* **EXCERPTED DATA**
· · · ·
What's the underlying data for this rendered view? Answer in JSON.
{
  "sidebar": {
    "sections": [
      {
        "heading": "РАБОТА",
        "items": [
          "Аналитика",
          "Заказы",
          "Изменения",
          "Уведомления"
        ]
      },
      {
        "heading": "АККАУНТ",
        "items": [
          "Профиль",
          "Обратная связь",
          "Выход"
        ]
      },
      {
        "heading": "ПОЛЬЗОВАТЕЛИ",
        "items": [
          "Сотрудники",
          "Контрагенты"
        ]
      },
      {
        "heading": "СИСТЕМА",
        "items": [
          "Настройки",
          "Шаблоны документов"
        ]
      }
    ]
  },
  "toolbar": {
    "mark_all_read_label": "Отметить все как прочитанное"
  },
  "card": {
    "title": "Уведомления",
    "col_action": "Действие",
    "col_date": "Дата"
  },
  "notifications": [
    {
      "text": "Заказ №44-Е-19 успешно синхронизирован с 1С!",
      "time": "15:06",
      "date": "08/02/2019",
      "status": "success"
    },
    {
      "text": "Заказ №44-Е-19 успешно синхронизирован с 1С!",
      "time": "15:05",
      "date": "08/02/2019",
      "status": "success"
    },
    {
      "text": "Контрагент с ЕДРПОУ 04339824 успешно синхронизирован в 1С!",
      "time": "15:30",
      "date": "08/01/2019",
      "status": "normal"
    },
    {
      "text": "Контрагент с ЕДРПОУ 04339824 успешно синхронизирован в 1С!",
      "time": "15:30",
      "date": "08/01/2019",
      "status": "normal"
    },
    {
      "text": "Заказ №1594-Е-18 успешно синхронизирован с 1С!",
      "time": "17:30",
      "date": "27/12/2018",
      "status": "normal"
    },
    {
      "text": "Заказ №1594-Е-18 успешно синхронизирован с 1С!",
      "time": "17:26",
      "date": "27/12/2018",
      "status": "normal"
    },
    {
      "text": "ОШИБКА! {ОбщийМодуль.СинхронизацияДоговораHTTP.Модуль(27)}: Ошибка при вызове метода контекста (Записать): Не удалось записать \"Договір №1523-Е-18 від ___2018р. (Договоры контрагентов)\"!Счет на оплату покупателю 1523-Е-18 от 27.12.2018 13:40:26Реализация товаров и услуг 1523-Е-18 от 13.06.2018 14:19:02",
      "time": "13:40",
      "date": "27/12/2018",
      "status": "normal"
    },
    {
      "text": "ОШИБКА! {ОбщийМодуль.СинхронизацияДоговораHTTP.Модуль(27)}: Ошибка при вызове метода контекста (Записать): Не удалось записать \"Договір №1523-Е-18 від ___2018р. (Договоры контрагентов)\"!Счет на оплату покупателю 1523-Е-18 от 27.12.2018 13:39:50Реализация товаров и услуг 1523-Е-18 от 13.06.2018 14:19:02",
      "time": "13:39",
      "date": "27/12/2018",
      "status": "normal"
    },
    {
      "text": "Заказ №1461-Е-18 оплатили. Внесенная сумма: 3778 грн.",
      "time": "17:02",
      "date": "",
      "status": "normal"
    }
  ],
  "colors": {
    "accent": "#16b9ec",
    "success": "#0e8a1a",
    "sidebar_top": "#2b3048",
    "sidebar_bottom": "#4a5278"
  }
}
· · · ·
* **WRITTEN REQUEST**
Every entry needs to be retyped exactly.

* **EXPECTED ANSWER**
What's the underlying data for this rendered view? Answer in JSON.
{
  "sidebar": {
    "sections": [
      {
        "heading": "РАБОТА",
        "items": [
          "Аналитика",
          "Заказы",
          "Изменения",
          "Уведомления"
        ]
      },
      {
        "heading": "АККАУНТ",
        "items": [
          "Профиль",
          "Обратная связь",
          "Выход"
        ]
      },
      {
        "heading": "ПОЛЬЗОВАТЕЛИ",
        "items": [
          "Сотрудники",
          "Контрагенты"
        ]
      },
      {
        "heading": "СИСТЕМА",
        "items": [
          "Настройки",
          "Шаблоны документов"
        ]
      }
    ]
  },
  "toolbar": {
    "mark_all_read_label": "Отметить все как прочитанное"
  },
  "card": {
    "title": "Уведомления",
    "col_action": "Действие",
    "col_date": "Дата"
  },
  "notifications": [
    {
      "text": "Заказ №44-Е-19 успешно синхронизирован с 1С!",
      "time": "15:06",
      "date": "08/02/2019",
      "status": "success"
    },
    {
      "text": "Заказ №44-Е-19 успешно синхронизирован с 1С!",
      "time": "15:05",
      "date": "08/02/2019",
      "status": "success"
    },
    {
      "text": "Контрагент с ЕДРПОУ 04339824 успешно синхронизирован в 1С!",
      "time": "15:30",
      "date": "08/01/2019",
      "status": "normal"
    },
    {
      "text": "Контрагент с ЕДРПОУ 04339824 успешно синхронизирован в 1С!",
      "time": "15:30",
      "date": "08/01/2019",
      "status": "normal"
    },
    {
      "text": "Заказ №1594-Е-18 успешно синхронизирован с 1С!",
      "time": "17:30",
      "date": "27/12/2018",
      "status": "normal"
    },
    {
      "text": "Заказ №1594-Е-18 успешно синхронизирован с 1С!",
      "time": "17:26",
      "date": "27/12/2018",
      "status": "normal"
    },
    {
      "text": "ОШИБКА! {ОбщийМодуль.СинхронизацияДоговораHTTP.Модуль(27)}: Ошибка при вызове метода контекста (Записать): Не удалось записать \"Договір №1523-Е-18 від ___2018р. (Договоры контрагентов)\"!Счет на оплату покупателю 1523-Е-18 от 27.12.2018 13:40:26Реализация товаров и услуг 1523-Е-18 от 13.06.2018 14:19:02",
      "time": "13:40",
      "date": "27/12/2018",
      "status": "normal"
    },
    {
      "text": "ОШИБКА! {ОбщийМодуль.СинхронизацияДоговораHTTP.Модуль(27)}: Ошибка при вызове метода контекста (Записать): Не удалось записать \"Договір №1523-Е-18 від ___2018р. (Договоры контрагентов)\"!Счет на оплату покупателю 1523-Е-18 от 27.12.2018 13:39:50Реализация товаров и услуг 1523-Е-18 от 13.06.2018 14:19:02",
      "time": "13:39",
      "date": "27/12/2018",
      "status": "normal"
    },
    {
      "text": "Заказ №1461-Е-18 оплатили. Внесенная сумма: 3778 грн.",
      "time": "17:02",
      "date": "",
      "status": "normal"
    }
  ],
  "colors": {
    "accent": "#16b9ec",
    "success": "#0e8a1a",
    "sidebar_top": "#2b3048",
    "sidebar_bottom": "#4a5278"
  }
}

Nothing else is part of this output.